START Records provided

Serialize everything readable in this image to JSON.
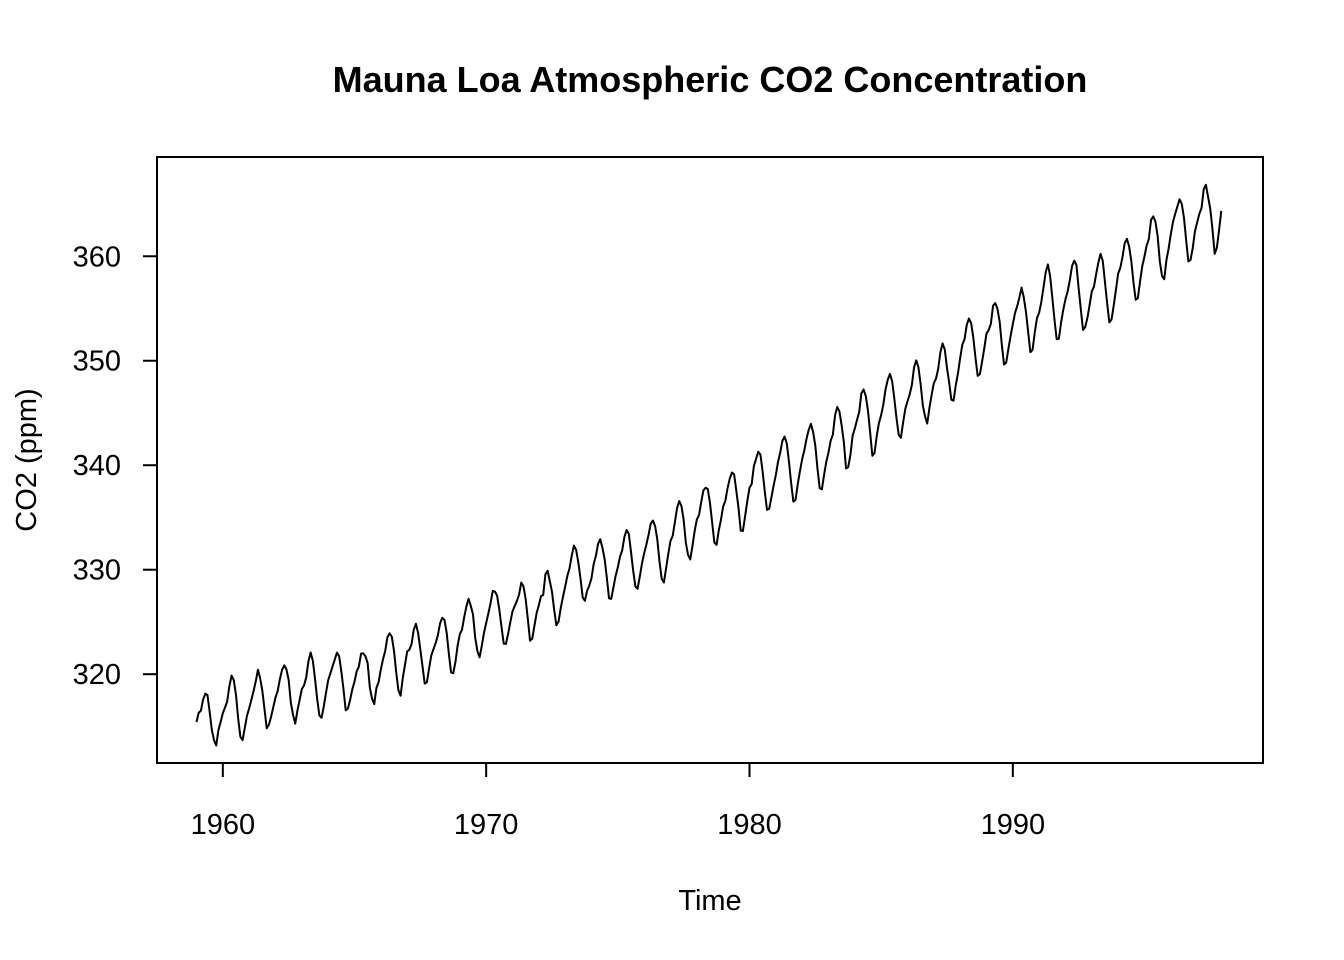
{
  "chart_data": {
    "type": "line",
    "title": "Mauna Loa Atmospheric CO2 Concentration",
    "xlabel": "Time",
    "ylabel": "CO2 (ppm)",
    "xlim": [
      1957.5,
      1999.5
    ],
    "ylim": [
      311.5,
      369.5
    ],
    "x_ticks": [
      1960,
      1970,
      1980,
      1990
    ],
    "x_tick_labels": [
      "1960",
      "1970",
      "1980",
      "1990"
    ],
    "y_ticks": [
      320,
      330,
      340,
      350,
      360
    ],
    "y_tick_labels": [
      "320",
      "330",
      "340",
      "350",
      "360"
    ],
    "grid": false,
    "legend": "none",
    "line_color": "#000000",
    "series": [
      {
        "x_start": 1959.0,
        "x_step": 0.08333,
        "values": [
          315.42,
          316.31,
          316.5,
          317.56,
          318.13,
          318.0,
          316.39,
          314.65,
          313.68,
          313.18,
          314.66,
          315.43,
          316.27,
          316.81,
          317.42,
          318.87,
          319.87,
          319.43,
          318.01,
          315.74,
          314.0,
          313.68,
          314.84,
          316.03,
          316.73,
          317.54,
          318.38,
          319.31,
          320.42,
          319.61,
          318.42,
          316.63,
          314.83,
          315.16,
          315.94,
          316.85,
          317.78,
          318.4,
          319.53,
          320.42,
          320.85,
          320.45,
          319.45,
          317.25,
          316.11,
          315.27,
          316.53,
          317.53,
          318.58,
          318.92,
          319.7,
          321.22,
          322.08,
          321.31,
          319.58,
          317.61,
          316.05,
          315.83,
          316.91,
          318.2,
          319.41,
          320.07,
          320.74,
          321.4,
          322.06,
          321.73,
          320.27,
          318.54,
          316.54,
          316.71,
          317.53,
          318.55,
          319.27,
          320.28,
          320.73,
          321.97,
          322.0,
          321.71,
          321.05,
          318.71,
          317.66,
          317.14,
          318.7,
          319.25,
          320.46,
          321.43,
          322.23,
          323.54,
          323.91,
          323.59,
          322.24,
          320.2,
          318.48,
          317.94,
          319.63,
          320.87,
          322.17,
          322.34,
          322.88,
          324.25,
          324.83,
          323.93,
          322.38,
          320.76,
          319.1,
          319.24,
          320.56,
          321.8,
          322.4,
          322.99,
          323.73,
          324.86,
          325.4,
          325.2,
          323.98,
          321.95,
          320.18,
          320.09,
          321.16,
          322.74,
          323.83,
          324.26,
          325.47,
          326.5,
          327.21,
          326.54,
          325.72,
          323.5,
          322.22,
          321.62,
          322.69,
          323.95,
          324.89,
          325.82,
          326.77,
          327.97,
          327.91,
          327.5,
          326.18,
          324.53,
          322.93,
          322.9,
          323.85,
          324.96,
          326.01,
          326.51,
          327.01,
          327.62,
          328.76,
          328.4,
          327.2,
          325.27,
          323.2,
          323.4,
          324.63,
          325.85,
          326.6,
          327.47,
          327.58,
          329.56,
          329.9,
          328.92,
          327.88,
          326.16,
          324.68,
          325.04,
          326.34,
          327.39,
          328.37,
          329.4,
          330.14,
          331.33,
          332.31,
          331.9,
          330.7,
          329.15,
          327.35,
          327.02,
          327.99,
          328.48,
          329.18,
          330.55,
          331.32,
          332.48,
          332.92,
          332.08,
          331.01,
          329.23,
          327.27,
          327.21,
          328.29,
          329.41,
          330.23,
          331.25,
          331.87,
          333.14,
          333.8,
          333.43,
          331.73,
          329.9,
          328.4,
          328.17,
          329.32,
          330.59,
          331.58,
          332.39,
          333.33,
          334.41,
          334.71,
          334.17,
          332.89,
          330.77,
          329.14,
          328.78,
          330.14,
          331.52,
          332.75,
          333.24,
          334.53,
          335.9,
          336.57,
          336.1,
          334.76,
          332.59,
          331.42,
          330.98,
          332.24,
          333.68,
          334.8,
          335.22,
          336.47,
          337.59,
          337.84,
          337.72,
          336.37,
          334.51,
          332.6,
          332.38,
          333.75,
          334.78,
          336.05,
          336.59,
          337.79,
          338.71,
          339.3,
          339.12,
          337.56,
          335.92,
          333.75,
          333.7,
          335.12,
          336.56,
          337.84,
          338.19,
          339.91,
          340.6,
          341.29,
          341.0,
          339.39,
          337.43,
          335.72,
          335.84,
          336.93,
          338.04,
          339.06,
          340.3,
          341.21,
          342.33,
          342.74,
          342.08,
          340.32,
          338.26,
          336.52,
          336.68,
          338.19,
          339.44,
          340.57,
          341.44,
          342.53,
          343.39,
          343.96,
          343.18,
          341.88,
          339.65,
          337.81,
          337.69,
          339.09,
          340.32,
          341.2,
          342.35,
          342.93,
          344.77,
          345.58,
          345.14,
          343.81,
          342.21,
          339.69,
          339.82,
          340.98,
          342.82,
          343.52,
          344.33,
          345.11,
          346.88,
          347.25,
          346.62,
          345.22,
          343.11,
          340.9,
          341.18,
          342.8,
          344.04,
          344.79,
          345.82,
          347.25,
          348.17,
          348.74,
          348.07,
          346.38,
          344.51,
          342.92,
          342.62,
          344.06,
          345.38,
          346.11,
          346.78,
          347.68,
          349.37,
          350.03,
          349.37,
          347.76,
          345.73,
          344.68,
          343.99,
          345.48,
          346.72,
          347.84,
          348.29,
          349.23,
          350.8,
          351.66,
          351.07,
          349.33,
          347.92,
          346.27,
          346.18,
          347.64,
          348.78,
          350.25,
          351.54,
          352.05,
          353.41,
          354.04,
          353.62,
          352.22,
          350.27,
          348.55,
          348.72,
          349.91,
          351.18,
          352.6,
          352.92,
          353.53,
          355.26,
          355.52,
          354.97,
          353.75,
          351.52,
          349.64,
          349.83,
          351.14,
          352.37,
          353.5,
          354.55,
          355.23,
          356.04,
          357.0,
          356.07,
          354.67,
          352.76,
          350.82,
          351.04,
          352.69,
          354.07,
          354.59,
          355.63,
          357.03,
          358.48,
          359.22,
          358.12,
          356.06,
          353.92,
          352.05,
          352.11,
          353.64,
          354.89,
          355.88,
          356.63,
          357.72,
          359.07,
          359.58,
          359.17,
          356.94,
          354.92,
          352.94,
          353.23,
          354.09,
          355.33,
          356.63,
          357.1,
          358.32,
          359.41,
          360.23,
          359.55,
          357.53,
          355.48,
          353.67,
          353.95,
          355.3,
          356.78,
          358.34,
          358.89,
          359.95,
          361.25,
          361.67,
          360.94,
          359.55,
          357.49,
          355.84,
          356.0,
          357.59,
          359.05,
          359.98,
          361.03,
          361.66,
          363.48,
          363.82,
          363.3,
          361.94,
          359.5,
          358.11,
          357.8,
          359.61,
          360.74,
          362.09,
          363.29,
          364.06,
          364.76,
          365.45,
          365.01,
          363.7,
          361.54,
          359.51,
          359.65,
          360.8,
          362.38,
          363.23,
          364.06,
          364.61,
          366.4,
          366.84,
          365.68,
          364.52,
          362.57,
          360.24,
          360.83,
          362.49,
          364.34
        ]
      }
    ]
  }
}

END Records provided

- [Required work]: The records above must be transcribed exactly. Pictures are left out of the copy.

- [The response]:
Serialize everything readable in this image to JSON.
{
  "chart_data": {
    "type": "line",
    "title": "Mauna Loa Atmospheric CO2 Concentration",
    "xlabel": "Time",
    "ylabel": "CO2 (ppm)",
    "xlim": [
      1957.5,
      1999.5
    ],
    "ylim": [
      311.5,
      369.5
    ],
    "x_ticks": [
      1960,
      1970,
      1980,
      1990
    ],
    "x_tick_labels": [
      "1960",
      "1970",
      "1980",
      "1990"
    ],
    "y_ticks": [
      320,
      330,
      340,
      350,
      360
    ],
    "y_tick_labels": [
      "320",
      "330",
      "340",
      "350",
      "360"
    ],
    "grid": false,
    "legend": "none",
    "line_color": "#000000",
    "series": [
      {
        "x_start": 1959.0,
        "x_step": 0.08333,
        "values": [
          315.42,
          316.31,
          316.5,
          317.56,
          318.13,
          318.0,
          316.39,
          314.65,
          313.68,
          313.18,
          314.66,
          315.43,
          316.27,
          316.81,
          317.42,
          318.87,
          319.87,
          319.43,
          318.01,
          315.74,
          314.0,
          313.68,
          314.84,
          316.03,
          316.73,
          317.54,
          318.38,
          319.31,
          320.42,
          319.61,
          318.42,
          316.63,
          314.83,
          315.16,
          315.94,
          316.85,
          317.78,
          318.4,
          319.53,
          320.42,
          320.85,
          320.45,
          319.45,
          317.25,
          316.11,
          315.27,
          316.53,
          317.53,
          318.58,
          318.92,
          319.7,
          321.22,
          322.08,
          321.31,
          319.58,
          317.61,
          316.05,
          315.83,
          316.91,
          318.2,
          319.41,
          320.07,
          320.74,
          321.4,
          322.06,
          321.73,
          320.27,
          318.54,
          316.54,
          316.71,
          317.53,
          318.55,
          319.27,
          320.28,
          320.73,
          321.97,
          322.0,
          321.71,
          321.05,
          318.71,
          317.66,
          317.14,
          318.7,
          319.25,
          320.46,
          321.43,
          322.23,
          323.54,
          323.91,
          323.59,
          322.24,
          320.2,
          318.48,
          317.94,
          319.63,
          320.87,
          322.17,
          322.34,
          322.88,
          324.25,
          324.83,
          323.93,
          322.38,
          320.76,
          319.1,
          319.24,
          320.56,
          321.8,
          322.4,
          322.99,
          323.73,
          324.86,
          325.4,
          325.2,
          323.98,
          321.95,
          320.18,
          320.09,
          321.16,
          322.74,
          323.83,
          324.26,
          325.47,
          326.5,
          327.21,
          326.54,
          325.72,
          323.5,
          322.22,
          321.62,
          322.69,
          323.95,
          324.89,
          325.82,
          326.77,
          327.97,
          327.91,
          327.5,
          326.18,
          324.53,
          322.93,
          322.9,
          323.85,
          324.96,
          326.01,
          326.51,
          327.01,
          327.62,
          328.76,
          328.4,
          327.2,
          325.27,
          323.2,
          323.4,
          324.63,
          325.85,
          326.6,
          327.47,
          327.58,
          329.56,
          329.9,
          328.92,
          327.88,
          326.16,
          324.68,
          325.04,
          326.34,
          327.39,
          328.37,
          329.4,
          330.14,
          331.33,
          332.31,
          331.9,
          330.7,
          329.15,
          327.35,
          327.02,
          327.99,
          328.48,
          329.18,
          330.55,
          331.32,
          332.48,
          332.92,
          332.08,
          331.01,
          329.23,
          327.27,
          327.21,
          328.29,
          329.41,
          330.23,
          331.25,
          331.87,
          333.14,
          333.8,
          333.43,
          331.73,
          329.9,
          328.4,
          328.17,
          329.32,
          330.59,
          331.58,
          332.39,
          333.33,
          334.41,
          334.71,
          334.17,
          332.89,
          330.77,
          329.14,
          328.78,
          330.14,
          331.52,
          332.75,
          333.24,
          334.53,
          335.9,
          336.57,
          336.1,
          334.76,
          332.59,
          331.42,
          330.98,
          332.24,
          333.68,
          334.8,
          335.22,
          336.47,
          337.59,
          337.84,
          337.72,
          336.37,
          334.51,
          332.6,
          332.38,
          333.75,
          334.78,
          336.05,
          336.59,
          337.79,
          338.71,
          339.3,
          339.12,
          337.56,
          335.92,
          333.75,
          333.7,
          335.12,
          336.56,
          337.84,
          338.19,
          339.91,
          340.6,
          341.29,
          341.0,
          339.39,
          337.43,
          335.72,
          335.84,
          336.93,
          338.04,
          339.06,
          340.3,
          341.21,
          342.33,
          342.74,
          342.08,
          340.32,
          338.26,
          336.52,
          336.68,
          338.19,
          339.44,
          340.57,
          341.44,
          342.53,
          343.39,
          343.96,
          343.18,
          341.88,
          339.65,
          337.81,
          337.69,
          339.09,
          340.32,
          341.2,
          342.35,
          342.93,
          344.77,
          345.58,
          345.14,
          343.81,
          342.21,
          339.69,
          339.82,
          340.98,
          342.82,
          343.52,
          344.33,
          345.11,
          346.88,
          347.25,
          346.62,
          345.22,
          343.11,
          340.9,
          341.18,
          342.8,
          344.04,
          344.79,
          345.82,
          347.25,
          348.17,
          348.74,
          348.07,
          346.38,
          344.51,
          342.92,
          342.62,
          344.06,
          345.38,
          346.11,
          346.78,
          347.68,
          349.37,
          350.03,
          349.37,
          347.76,
          345.73,
          344.68,
          343.99,
          345.48,
          346.72,
          347.84,
          348.29,
          349.23,
          350.8,
          351.66,
          351.07,
          349.33,
          347.92,
          346.27,
          346.18,
          347.64,
          348.78,
          350.25,
          351.54,
          352.05,
          353.41,
          354.04,
          353.62,
          352.22,
          350.27,
          348.55,
          348.72,
          349.91,
          351.18,
          352.6,
          352.92,
          353.53,
          355.26,
          355.52,
          354.97,
          353.75,
          351.52,
          349.64,
          349.83,
          351.14,
          352.37,
          353.5,
          354.55,
          355.23,
          356.04,
          357.0,
          356.07,
          354.67,
          352.76,
          350.82,
          351.04,
          352.69,
          354.07,
          354.59,
          355.63,
          357.03,
          358.48,
          359.22,
          358.12,
          356.06,
          353.92,
          352.05,
          352.11,
          353.64,
          354.89,
          355.88,
          356.63,
          357.72,
          359.07,
          359.58,
          359.17,
          356.94,
          354.92,
          352.94,
          353.23,
          354.09,
          355.33,
          356.63,
          357.1,
          358.32,
          359.41,
          360.23,
          359.55,
          357.53,
          355.48,
          353.67,
          353.95,
          355.3,
          356.78,
          358.34,
          358.89,
          359.95,
          361.25,
          361.67,
          360.94,
          359.55,
          357.49,
          355.84,
          356.0,
          357.59,
          359.05,
          359.98,
          361.03,
          361.66,
          363.48,
          363.82,
          363.3,
          361.94,
          359.5,
          358.11,
          357.8,
          359.61,
          360.74,
          362.09,
          363.29,
          364.06,
          364.76,
          365.45,
          365.01,
          363.7,
          361.54,
          359.51,
          359.65,
          360.8,
          362.38,
          363.23,
          364.06,
          364.61,
          366.4,
          366.84,
          365.68,
          364.52,
          362.57,
          360.24,
          360.83,
          362.49,
          364.34
        ]
      }
    ]
  }
}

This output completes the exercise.